Aim:
Put the lines beginning with the one that contains "tree-item-tag: (ht): [205, 395, 223, 409]" and continuing through the one that contains "model-builder-toolbar: ← →", both included, into a JSON list of strings with one string per line, skipping blank lines. Include only those lines.

— START OF Records for the exercise —

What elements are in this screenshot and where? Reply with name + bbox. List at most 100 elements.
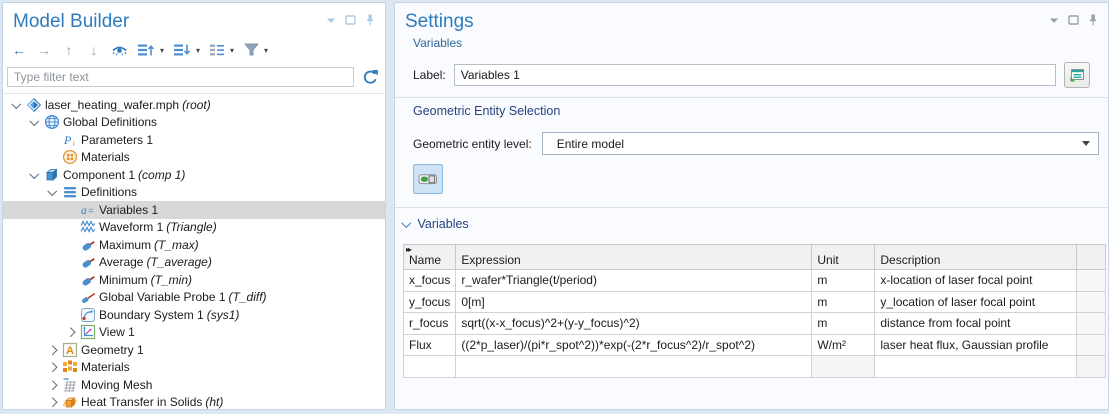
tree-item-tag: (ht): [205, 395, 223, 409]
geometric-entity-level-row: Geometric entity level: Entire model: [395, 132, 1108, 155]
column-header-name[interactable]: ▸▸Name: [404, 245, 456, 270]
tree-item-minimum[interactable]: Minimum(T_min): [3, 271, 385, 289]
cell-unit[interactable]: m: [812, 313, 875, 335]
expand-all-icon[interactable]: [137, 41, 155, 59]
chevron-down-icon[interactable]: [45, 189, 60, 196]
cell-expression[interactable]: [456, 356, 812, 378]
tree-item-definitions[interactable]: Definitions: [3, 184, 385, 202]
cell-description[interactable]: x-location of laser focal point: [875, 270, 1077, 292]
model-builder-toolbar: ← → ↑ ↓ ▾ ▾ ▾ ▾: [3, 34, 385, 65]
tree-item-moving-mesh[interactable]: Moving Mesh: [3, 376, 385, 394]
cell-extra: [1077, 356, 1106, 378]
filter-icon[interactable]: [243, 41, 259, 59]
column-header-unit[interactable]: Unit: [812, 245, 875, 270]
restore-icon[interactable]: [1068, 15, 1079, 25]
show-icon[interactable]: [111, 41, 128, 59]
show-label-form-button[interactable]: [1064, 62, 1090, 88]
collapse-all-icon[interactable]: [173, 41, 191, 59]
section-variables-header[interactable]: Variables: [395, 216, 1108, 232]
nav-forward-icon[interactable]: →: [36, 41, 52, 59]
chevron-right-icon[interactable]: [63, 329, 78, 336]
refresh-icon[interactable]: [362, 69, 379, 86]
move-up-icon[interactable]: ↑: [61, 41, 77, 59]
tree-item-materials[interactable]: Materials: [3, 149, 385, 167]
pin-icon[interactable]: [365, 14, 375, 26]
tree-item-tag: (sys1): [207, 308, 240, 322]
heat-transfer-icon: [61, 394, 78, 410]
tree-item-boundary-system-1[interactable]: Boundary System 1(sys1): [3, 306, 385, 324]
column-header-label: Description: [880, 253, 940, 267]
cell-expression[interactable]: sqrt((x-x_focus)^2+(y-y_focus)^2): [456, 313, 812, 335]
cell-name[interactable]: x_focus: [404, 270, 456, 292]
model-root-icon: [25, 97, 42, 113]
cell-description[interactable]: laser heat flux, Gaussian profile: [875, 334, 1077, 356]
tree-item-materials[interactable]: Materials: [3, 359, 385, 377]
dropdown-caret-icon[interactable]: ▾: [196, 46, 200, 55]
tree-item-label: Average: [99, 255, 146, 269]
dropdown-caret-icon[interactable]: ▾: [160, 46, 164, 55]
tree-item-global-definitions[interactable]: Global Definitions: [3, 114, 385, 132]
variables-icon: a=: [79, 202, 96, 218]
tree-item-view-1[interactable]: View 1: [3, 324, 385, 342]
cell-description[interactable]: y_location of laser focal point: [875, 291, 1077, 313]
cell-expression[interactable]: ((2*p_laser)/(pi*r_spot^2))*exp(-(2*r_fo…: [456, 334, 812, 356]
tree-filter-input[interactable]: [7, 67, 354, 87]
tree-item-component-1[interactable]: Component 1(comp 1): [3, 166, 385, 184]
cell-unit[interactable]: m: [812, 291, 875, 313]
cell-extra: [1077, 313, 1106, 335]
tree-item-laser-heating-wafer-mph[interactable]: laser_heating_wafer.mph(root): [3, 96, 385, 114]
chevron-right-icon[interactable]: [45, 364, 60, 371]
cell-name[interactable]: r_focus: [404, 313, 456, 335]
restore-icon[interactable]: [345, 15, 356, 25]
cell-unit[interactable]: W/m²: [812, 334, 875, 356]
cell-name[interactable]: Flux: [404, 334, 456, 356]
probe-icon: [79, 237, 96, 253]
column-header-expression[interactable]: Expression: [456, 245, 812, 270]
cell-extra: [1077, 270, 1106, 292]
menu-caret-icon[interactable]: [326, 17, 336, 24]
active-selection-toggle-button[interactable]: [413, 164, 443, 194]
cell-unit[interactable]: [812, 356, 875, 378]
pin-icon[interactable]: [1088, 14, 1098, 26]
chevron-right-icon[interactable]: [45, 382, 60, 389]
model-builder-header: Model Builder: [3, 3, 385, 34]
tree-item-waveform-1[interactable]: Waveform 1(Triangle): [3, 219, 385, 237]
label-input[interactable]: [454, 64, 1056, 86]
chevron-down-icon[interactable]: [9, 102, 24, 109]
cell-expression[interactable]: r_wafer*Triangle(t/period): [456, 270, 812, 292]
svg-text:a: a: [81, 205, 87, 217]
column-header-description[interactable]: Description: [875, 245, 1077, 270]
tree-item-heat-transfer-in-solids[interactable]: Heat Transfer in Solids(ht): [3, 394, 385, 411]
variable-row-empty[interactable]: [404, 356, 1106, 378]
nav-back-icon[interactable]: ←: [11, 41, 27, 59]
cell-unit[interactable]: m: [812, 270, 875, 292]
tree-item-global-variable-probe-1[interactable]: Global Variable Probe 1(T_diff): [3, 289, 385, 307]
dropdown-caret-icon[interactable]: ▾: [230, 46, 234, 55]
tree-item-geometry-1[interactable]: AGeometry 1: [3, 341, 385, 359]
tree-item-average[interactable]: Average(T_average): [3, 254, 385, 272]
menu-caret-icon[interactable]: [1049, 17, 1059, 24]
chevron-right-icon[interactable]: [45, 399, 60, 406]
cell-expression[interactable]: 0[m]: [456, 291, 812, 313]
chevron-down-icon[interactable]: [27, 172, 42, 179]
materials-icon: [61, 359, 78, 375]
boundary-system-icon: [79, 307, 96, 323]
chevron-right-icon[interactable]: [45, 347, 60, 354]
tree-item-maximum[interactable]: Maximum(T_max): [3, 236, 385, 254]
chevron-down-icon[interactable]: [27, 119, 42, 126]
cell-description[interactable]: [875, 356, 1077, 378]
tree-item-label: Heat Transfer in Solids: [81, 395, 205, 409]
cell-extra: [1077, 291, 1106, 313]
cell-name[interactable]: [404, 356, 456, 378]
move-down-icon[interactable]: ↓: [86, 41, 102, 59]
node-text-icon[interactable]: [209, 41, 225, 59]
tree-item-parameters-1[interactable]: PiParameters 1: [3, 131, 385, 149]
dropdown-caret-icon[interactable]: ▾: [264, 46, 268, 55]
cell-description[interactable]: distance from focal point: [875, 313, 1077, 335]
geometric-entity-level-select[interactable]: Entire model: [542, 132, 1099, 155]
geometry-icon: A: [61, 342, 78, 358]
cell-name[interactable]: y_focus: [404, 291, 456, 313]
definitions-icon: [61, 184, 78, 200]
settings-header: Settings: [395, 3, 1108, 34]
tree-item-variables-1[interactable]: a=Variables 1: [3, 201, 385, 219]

— END OF Records for the exercise —
— START OF Records for the exercise —

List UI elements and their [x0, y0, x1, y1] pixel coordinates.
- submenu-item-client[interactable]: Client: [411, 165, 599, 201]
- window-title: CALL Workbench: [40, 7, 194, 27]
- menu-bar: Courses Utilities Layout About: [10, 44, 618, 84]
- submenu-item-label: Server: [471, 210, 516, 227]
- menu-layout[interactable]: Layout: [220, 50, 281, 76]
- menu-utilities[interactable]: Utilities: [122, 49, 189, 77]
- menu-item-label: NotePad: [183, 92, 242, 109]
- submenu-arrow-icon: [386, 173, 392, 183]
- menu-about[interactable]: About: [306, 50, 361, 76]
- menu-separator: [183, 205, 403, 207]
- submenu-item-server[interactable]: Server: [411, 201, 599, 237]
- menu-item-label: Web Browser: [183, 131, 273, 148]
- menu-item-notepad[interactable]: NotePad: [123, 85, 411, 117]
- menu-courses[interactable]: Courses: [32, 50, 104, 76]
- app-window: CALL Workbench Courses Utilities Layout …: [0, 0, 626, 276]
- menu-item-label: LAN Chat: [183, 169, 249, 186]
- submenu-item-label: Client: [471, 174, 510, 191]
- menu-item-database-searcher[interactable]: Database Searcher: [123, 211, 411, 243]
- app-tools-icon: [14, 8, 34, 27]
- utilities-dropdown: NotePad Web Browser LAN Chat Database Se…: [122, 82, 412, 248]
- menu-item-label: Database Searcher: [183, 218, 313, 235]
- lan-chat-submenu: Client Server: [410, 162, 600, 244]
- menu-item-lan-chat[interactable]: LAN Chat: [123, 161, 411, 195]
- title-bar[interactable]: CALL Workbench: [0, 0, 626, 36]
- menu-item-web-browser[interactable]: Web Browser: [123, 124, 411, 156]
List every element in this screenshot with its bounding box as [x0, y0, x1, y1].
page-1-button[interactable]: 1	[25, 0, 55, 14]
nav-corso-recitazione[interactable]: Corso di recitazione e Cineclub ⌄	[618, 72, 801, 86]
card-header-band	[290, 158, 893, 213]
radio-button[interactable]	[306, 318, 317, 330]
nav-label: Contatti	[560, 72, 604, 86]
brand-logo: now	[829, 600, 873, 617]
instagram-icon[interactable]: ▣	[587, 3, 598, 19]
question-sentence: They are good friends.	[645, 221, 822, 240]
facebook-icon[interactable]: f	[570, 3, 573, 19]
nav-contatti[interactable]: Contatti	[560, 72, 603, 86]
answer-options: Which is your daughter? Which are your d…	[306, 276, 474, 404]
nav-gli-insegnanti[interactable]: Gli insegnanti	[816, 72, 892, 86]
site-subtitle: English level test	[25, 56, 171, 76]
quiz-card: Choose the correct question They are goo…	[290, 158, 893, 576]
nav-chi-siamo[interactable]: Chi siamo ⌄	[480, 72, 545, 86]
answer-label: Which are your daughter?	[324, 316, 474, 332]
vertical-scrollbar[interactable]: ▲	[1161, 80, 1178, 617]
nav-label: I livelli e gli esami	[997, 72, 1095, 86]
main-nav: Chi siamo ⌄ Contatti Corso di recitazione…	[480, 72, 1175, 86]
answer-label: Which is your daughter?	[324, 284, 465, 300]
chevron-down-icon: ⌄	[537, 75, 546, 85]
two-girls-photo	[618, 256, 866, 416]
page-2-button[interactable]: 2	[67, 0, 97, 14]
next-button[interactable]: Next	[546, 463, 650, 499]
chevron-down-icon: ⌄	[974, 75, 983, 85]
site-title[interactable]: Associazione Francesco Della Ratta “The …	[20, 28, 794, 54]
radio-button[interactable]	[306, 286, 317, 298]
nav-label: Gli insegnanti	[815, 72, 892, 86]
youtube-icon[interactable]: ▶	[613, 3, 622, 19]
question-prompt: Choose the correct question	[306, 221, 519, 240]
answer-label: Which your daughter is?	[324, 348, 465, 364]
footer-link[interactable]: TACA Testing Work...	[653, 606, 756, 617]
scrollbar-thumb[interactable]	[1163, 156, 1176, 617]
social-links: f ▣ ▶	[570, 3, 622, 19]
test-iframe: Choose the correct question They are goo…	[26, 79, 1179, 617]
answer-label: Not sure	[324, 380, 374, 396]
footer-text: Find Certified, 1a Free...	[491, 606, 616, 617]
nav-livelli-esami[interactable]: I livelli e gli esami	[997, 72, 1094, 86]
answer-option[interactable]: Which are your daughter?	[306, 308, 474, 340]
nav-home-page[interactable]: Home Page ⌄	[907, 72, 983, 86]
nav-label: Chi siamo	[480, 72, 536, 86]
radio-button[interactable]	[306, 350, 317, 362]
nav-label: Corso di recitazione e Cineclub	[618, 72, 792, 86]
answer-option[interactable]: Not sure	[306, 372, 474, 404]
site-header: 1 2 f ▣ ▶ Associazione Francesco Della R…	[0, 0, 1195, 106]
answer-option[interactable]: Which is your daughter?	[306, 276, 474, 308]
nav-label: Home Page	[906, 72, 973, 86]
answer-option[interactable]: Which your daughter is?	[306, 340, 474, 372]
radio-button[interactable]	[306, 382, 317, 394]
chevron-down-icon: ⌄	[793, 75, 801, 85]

— END OF Records for the exercise —
— START OF Records for the exercise —

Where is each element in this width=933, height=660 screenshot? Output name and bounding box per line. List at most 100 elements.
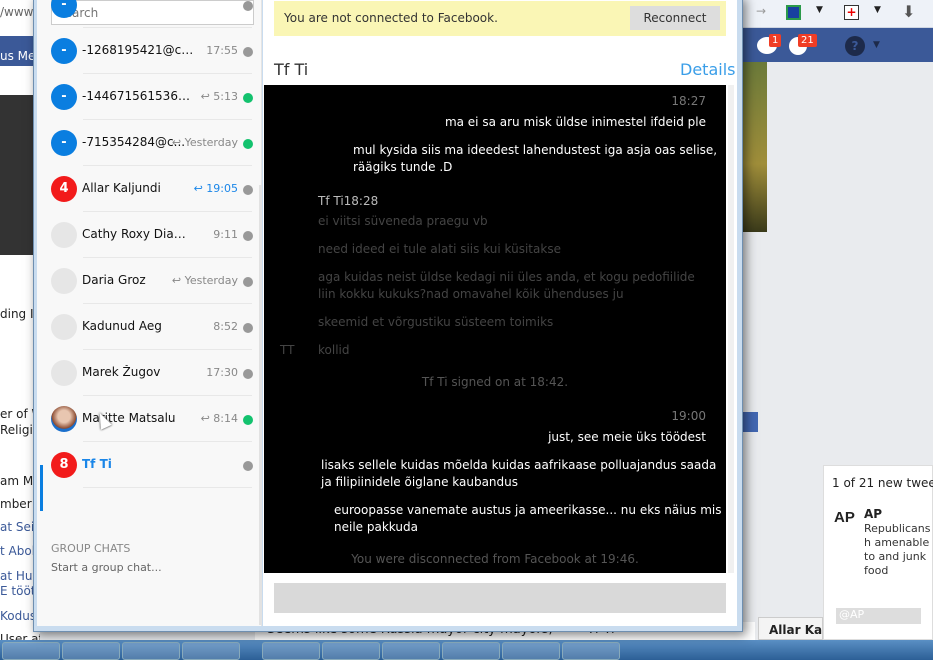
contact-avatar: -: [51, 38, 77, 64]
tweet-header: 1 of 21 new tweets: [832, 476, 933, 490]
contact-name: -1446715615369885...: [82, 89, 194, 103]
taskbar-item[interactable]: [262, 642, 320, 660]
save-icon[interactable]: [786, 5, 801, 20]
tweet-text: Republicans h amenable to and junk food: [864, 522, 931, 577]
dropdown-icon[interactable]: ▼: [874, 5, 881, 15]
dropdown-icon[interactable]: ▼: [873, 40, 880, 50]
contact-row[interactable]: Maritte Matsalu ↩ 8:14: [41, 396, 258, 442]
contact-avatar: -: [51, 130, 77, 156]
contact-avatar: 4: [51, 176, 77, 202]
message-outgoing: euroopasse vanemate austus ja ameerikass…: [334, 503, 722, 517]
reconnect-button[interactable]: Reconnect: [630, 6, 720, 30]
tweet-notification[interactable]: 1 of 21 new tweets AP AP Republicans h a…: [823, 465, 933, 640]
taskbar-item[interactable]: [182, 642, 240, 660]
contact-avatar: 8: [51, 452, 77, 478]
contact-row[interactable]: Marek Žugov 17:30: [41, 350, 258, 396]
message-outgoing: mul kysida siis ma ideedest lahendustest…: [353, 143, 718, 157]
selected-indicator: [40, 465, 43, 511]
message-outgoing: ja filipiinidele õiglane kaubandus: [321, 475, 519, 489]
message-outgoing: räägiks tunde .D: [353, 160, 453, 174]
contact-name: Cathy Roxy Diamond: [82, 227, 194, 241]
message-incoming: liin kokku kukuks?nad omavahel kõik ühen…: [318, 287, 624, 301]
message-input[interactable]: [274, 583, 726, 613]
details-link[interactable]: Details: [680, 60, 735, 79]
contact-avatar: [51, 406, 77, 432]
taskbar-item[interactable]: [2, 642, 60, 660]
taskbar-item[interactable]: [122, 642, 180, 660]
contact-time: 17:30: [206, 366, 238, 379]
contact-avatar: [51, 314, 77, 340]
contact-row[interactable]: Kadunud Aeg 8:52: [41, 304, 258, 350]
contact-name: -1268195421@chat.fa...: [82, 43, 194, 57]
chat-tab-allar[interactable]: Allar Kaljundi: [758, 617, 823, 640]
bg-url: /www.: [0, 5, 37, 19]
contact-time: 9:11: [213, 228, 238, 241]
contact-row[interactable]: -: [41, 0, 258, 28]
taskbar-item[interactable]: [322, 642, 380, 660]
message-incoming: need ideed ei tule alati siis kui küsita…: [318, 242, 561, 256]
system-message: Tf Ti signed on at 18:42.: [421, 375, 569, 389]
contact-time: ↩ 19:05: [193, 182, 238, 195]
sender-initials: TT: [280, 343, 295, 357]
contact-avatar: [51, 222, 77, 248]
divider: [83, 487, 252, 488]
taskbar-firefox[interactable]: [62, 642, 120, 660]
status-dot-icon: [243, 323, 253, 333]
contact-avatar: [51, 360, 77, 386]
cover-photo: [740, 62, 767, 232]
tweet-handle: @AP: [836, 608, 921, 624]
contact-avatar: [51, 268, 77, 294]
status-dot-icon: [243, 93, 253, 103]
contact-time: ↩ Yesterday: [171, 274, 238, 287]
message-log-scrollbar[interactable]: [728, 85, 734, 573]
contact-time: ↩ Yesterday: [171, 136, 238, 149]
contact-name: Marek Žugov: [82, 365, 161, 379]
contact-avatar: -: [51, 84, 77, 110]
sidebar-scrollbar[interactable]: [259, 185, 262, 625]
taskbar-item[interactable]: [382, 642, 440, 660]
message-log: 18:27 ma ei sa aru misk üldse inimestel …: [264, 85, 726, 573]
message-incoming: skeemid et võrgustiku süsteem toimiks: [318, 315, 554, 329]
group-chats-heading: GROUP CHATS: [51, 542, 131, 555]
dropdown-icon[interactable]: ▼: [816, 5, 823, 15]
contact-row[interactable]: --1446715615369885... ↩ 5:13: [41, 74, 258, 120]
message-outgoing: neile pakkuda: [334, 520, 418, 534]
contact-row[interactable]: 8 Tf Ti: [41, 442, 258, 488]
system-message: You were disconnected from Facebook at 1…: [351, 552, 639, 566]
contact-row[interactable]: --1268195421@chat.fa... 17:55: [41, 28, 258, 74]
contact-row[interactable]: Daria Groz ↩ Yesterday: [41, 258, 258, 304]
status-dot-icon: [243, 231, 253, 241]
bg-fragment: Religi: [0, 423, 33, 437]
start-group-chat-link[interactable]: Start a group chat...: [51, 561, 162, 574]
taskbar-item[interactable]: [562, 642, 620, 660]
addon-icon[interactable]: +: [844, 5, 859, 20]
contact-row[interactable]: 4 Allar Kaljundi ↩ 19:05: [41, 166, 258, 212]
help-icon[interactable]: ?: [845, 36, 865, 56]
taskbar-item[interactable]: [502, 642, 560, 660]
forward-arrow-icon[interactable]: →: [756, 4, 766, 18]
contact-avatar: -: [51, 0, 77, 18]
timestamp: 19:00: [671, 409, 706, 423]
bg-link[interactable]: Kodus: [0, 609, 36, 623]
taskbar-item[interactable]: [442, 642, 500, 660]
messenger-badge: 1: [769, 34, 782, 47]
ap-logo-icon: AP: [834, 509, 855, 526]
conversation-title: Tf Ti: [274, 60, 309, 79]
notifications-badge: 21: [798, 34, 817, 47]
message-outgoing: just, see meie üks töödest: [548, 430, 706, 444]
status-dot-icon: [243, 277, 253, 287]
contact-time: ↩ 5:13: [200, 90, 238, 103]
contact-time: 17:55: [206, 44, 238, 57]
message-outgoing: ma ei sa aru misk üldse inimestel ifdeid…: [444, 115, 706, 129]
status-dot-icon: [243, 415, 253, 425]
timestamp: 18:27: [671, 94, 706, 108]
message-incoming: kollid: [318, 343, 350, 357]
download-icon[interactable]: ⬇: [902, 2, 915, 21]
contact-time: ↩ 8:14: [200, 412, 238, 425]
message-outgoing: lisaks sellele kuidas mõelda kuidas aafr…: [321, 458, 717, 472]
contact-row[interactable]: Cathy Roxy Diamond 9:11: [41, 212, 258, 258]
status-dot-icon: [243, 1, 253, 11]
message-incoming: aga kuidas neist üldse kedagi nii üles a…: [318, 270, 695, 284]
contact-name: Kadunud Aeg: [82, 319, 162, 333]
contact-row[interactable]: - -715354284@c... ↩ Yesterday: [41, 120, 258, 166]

— END OF Records for the exercise —

Exercise response:
[
  "tree-item-tag: (ht): [205, 395, 223, 409]",
  "geometric-entity-level-row: Geometric entity level: Entire model: [395, 132, 1108, 155]",
  "column-header-name[interactable]: ▸▸Name: [404, 245, 456, 270]",
  "tree-item-minimum[interactable]: Minimum(T_min): [3, 271, 385, 289]",
  "cell-unit[interactable]: m: [812, 313, 875, 335]",
  "expand-all-icon[interactable]: [137, 41, 155, 59]",
  "chevron-down-icon[interactable]: [45, 189, 60, 196]",
  "cell-expression[interactable]: [456, 356, 812, 378]",
  "tree-item-definitions[interactable]: Definitions: [3, 184, 385, 202]",
  "cell-description[interactable]: x-location of laser focal point: [875, 270, 1077, 292]",
  "model-builder-toolbar: ← → ↑ ↓ ▾ ▾ ▾ ▾: [3, 34, 385, 65]"
]